→ ФРАГМЕНТ ИСТОЧНИКА:

--------------------------------

И хотя забастовки по своим масштабам или скоординированности действий их участников (особенно на межотраслевом уровне) не представляли особой угрозы для политической власти (исключением является, пожалуй, только забастовка шахтеров весной 1991 г.), они резко дестабилизировали общую ситуацию в стране.

Одновременно происходило ослабление территориального единства и целостности страны. Межнациональные конфликты, возникшие уже в первые годы перестройки, были дополнены ростом сепаратистских настроений как в союзных республиках, так и в отдельных автономных образованиях. Тому было несколько причин, каждой из которых было бы достаточно, чтобы взорвать федерацию, как только в ней исчезнет механизм, принудительно стягивающий ее субъектов в единое, а по сути дела – унитарное, государство.

Прежде всего сам факт ослабления союзного центра, его неспособность добиваться преодоления экономических сложностей трансформационного процесса подталкивали союзные республики искать выход из кризиса самостоятельно. Ослабление союзного центра и усиление республик, строго говоря, были процессами, друг друга обусловливающими. Проблема, разумеется, не сводилась лишь к стремлению субъектов федерации стать полноправными государственными образованиями и тем более к личным политическим амбициям их руководителей. Непоследовательность и противоречивость курса М.С. Горбачева – Н.И. Рыжкова стали к этому времени одним из важнейших источников экономико-политической нестабильности.

Вообще же, гораздо более существенным моментом было принципиально разное понимание союзными республиками (и их руководителями) перспектив экономических и политических реформ, будущего общественного устройства, которое должно прийти на смену советскому тоталитаризму. Этот конфликт отчетливо проявился уже на Первом съезде народных депутатов СССР и с тех пор продолжал лишь углубляться. Балтийские республики стремились к формированию у себя современных рыночных демократий западного типа (еще даже до официальной постановки ими вопроса о выходе из СССР), к этому же склонялись Россия, Украина и Армения. Среднеазиатские лидеры предпочитали сохранение неокоммунистической системы с более сильным национальным компонентом. Некоторые республики не имели еще достаточно выраженной позиции. Понятно, что подобная ситуация никак не способствовала ни укреплению союзного государства, ни проведению сколько-нибудь целостной политики реформ.

--------------------------------

→ БЛОК ДАННЫХ:

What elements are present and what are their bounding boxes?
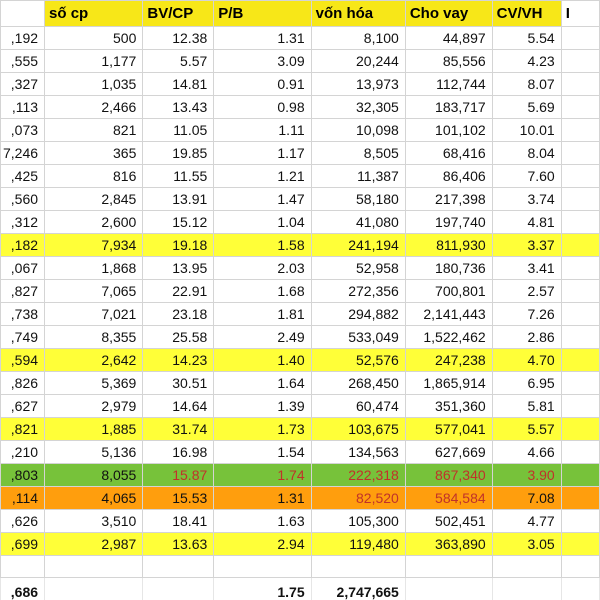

--------------------------------

→ ЗАДАНИЕ И ТРЕБОВАНИЯ: Выведите целиком фрагмент о кризисе союзного государства, не меняя в нем ни одного знака. Приведенный выше материал самостоятелен и с фрагментом не связан.

→ РЕЗУЛЬТАТ:
И хотя забастовки по своим масштабам или скоординированности действий их участников (особенно на межотраслевом уровне) не представляли особой угрозы для политической власти (исключением является, пожалуй, только забастовка шахтеров весной 1991 г.), они резко дестабилизировали общую ситуацию в стране.

Одновременно происходило ослабление территориального единства и целостности страны. Межнациональные конфликты, возникшие уже в первые годы перестройки, были дополнены ростом сепаратистских настроений как в союзных республиках, так и в отдельных автономных образованиях. Тому было несколько причин, каждой из которых было бы достаточно, чтобы взорвать федерацию, как только в ней исчезнет механизм, принудительно стягивающий ее субъектов в единое, а по сути дела – унитарное, государство.

Прежде всего сам факт ослабления союзного центра, его неспособность добиваться преодоления экономических сложностей трансформационного процесса подталкивали союзные республики искать выход из кризиса самостоятельно. Ослабление союзного центра и усиление республик, строго говоря, были процессами, друг друга обусловливающими. Проблема, разумеется, не сводилась лишь к стремлению субъектов федерации стать полноправными государственными образованиями и тем более к личным политическим амбициям их руководителей. Непоследовательность и противоречивость курса М.С. Горбачева – Н.И. Рыжкова стали к этому времени одним из важнейших источников экономико-политической нестабильности.

Вообще же, гораздо более существенным моментом было принципиально разное понимание союзными республиками (и их руководителями) перспектив экономических и политических реформ, будущего общественного устройства, которое должно прийти на смену советскому тоталитаризму. Этот конфликт отчетливо проявился уже на Первом съезде народных депутатов СССР и с тех пор продолжал лишь углубляться. Балтийские республики стремились к формированию у себя современных рыночных демократий западного типа (еще даже до официальной постановки ими вопроса о выходе из СССР), к этому же склонялись Россия, Украина и Армения. Среднеазиатские лидеры предпочитали сохранение неокоммунистической системы с более сильным национальным компонентом. Некоторые республики не имели еще достаточно выраженной позиции. Понятно, что подобная ситуация никак не способствовала ни укреплению союзного государства, ни проведению сколько-нибудь целостной политики реформ.